Job.
Where does the string "source" appear in the records? Copy every line that contains it.

Input rows.
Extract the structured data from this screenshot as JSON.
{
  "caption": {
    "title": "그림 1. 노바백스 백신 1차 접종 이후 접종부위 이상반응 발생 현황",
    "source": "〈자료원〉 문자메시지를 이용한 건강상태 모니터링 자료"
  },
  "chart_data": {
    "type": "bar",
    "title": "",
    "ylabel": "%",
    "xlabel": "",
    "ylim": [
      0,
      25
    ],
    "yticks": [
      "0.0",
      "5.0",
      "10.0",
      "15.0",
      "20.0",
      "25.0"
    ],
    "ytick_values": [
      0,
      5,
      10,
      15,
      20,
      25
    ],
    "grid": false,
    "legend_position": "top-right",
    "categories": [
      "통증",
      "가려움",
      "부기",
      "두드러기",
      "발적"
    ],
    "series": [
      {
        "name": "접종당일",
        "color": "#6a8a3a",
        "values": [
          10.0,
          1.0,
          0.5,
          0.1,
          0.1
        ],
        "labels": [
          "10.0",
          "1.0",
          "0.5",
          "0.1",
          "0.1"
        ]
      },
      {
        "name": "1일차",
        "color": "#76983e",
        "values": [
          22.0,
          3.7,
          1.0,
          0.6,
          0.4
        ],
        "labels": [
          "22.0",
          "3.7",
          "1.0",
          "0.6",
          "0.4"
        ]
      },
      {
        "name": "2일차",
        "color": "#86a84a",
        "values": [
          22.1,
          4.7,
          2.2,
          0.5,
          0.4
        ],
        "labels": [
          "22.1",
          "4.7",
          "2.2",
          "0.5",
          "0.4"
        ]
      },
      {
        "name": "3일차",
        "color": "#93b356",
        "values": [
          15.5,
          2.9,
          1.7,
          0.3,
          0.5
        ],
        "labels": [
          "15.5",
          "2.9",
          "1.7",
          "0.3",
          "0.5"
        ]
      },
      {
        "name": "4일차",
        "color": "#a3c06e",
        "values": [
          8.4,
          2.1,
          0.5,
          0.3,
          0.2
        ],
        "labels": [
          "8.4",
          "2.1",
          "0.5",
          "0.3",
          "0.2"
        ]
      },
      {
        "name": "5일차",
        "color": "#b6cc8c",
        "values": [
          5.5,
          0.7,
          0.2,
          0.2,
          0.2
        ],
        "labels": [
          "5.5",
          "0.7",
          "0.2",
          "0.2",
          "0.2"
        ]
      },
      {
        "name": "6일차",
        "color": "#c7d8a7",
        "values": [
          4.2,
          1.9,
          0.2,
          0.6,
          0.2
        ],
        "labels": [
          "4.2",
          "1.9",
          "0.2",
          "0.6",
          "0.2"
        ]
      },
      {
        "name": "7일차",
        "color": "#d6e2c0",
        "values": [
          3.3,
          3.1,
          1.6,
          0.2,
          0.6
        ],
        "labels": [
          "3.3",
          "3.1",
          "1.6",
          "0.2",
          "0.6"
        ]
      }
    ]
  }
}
==
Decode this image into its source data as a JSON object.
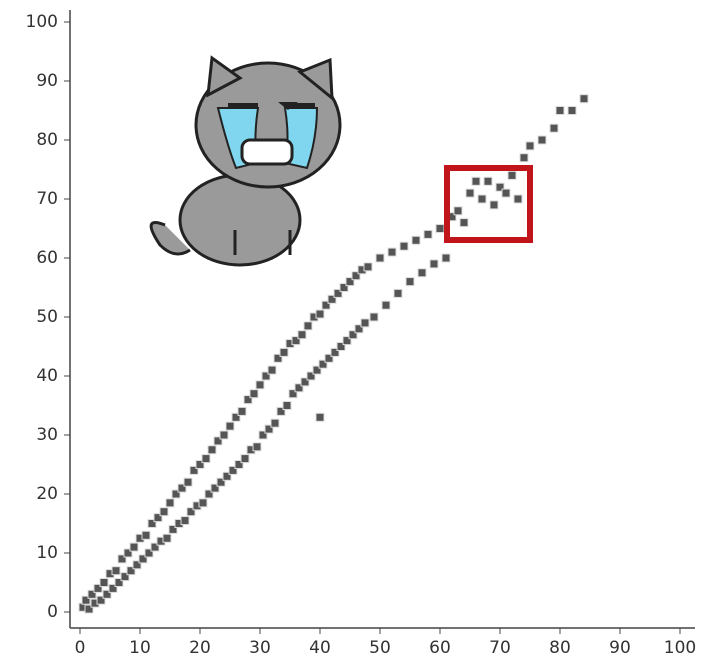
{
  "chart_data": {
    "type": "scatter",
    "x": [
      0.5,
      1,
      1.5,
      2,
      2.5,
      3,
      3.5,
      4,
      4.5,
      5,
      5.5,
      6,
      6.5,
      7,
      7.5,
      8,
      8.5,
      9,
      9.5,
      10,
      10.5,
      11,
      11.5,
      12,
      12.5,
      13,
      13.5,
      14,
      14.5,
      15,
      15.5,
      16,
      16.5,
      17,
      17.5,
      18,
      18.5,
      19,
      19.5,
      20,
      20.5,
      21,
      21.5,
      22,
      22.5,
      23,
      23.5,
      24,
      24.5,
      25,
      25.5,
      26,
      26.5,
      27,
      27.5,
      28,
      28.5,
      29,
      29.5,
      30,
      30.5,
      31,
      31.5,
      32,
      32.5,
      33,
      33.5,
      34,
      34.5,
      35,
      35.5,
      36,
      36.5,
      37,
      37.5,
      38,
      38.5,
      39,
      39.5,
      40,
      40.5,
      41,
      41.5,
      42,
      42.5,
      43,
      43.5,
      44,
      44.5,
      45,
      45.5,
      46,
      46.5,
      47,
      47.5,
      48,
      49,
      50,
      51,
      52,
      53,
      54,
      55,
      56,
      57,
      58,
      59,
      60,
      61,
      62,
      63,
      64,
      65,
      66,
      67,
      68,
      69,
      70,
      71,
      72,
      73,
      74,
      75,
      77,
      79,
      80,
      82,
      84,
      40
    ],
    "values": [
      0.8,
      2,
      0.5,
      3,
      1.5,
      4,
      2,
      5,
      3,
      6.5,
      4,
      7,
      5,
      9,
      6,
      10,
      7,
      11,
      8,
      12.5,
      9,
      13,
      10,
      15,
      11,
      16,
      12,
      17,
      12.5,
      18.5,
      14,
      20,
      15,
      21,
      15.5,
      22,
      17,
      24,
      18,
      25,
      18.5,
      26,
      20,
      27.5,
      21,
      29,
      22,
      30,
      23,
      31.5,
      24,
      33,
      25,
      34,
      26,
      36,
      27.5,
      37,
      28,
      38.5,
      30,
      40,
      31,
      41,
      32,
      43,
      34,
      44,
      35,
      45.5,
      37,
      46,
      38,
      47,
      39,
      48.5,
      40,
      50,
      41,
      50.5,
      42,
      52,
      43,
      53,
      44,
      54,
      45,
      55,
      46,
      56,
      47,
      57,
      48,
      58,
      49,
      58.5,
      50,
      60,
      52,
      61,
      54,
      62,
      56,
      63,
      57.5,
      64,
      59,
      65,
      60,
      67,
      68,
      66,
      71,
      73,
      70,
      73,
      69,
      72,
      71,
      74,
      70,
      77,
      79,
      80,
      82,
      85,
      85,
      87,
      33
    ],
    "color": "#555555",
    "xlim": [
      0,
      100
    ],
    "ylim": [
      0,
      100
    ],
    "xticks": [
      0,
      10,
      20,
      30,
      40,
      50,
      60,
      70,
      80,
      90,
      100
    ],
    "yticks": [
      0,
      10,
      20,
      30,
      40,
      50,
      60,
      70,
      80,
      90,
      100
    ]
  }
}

Problem solution.
    "source": "〈자료원〉 문자메시지를 이용한 건강상태 모니터링 자료"
Decode this image into its source data as a JSON object.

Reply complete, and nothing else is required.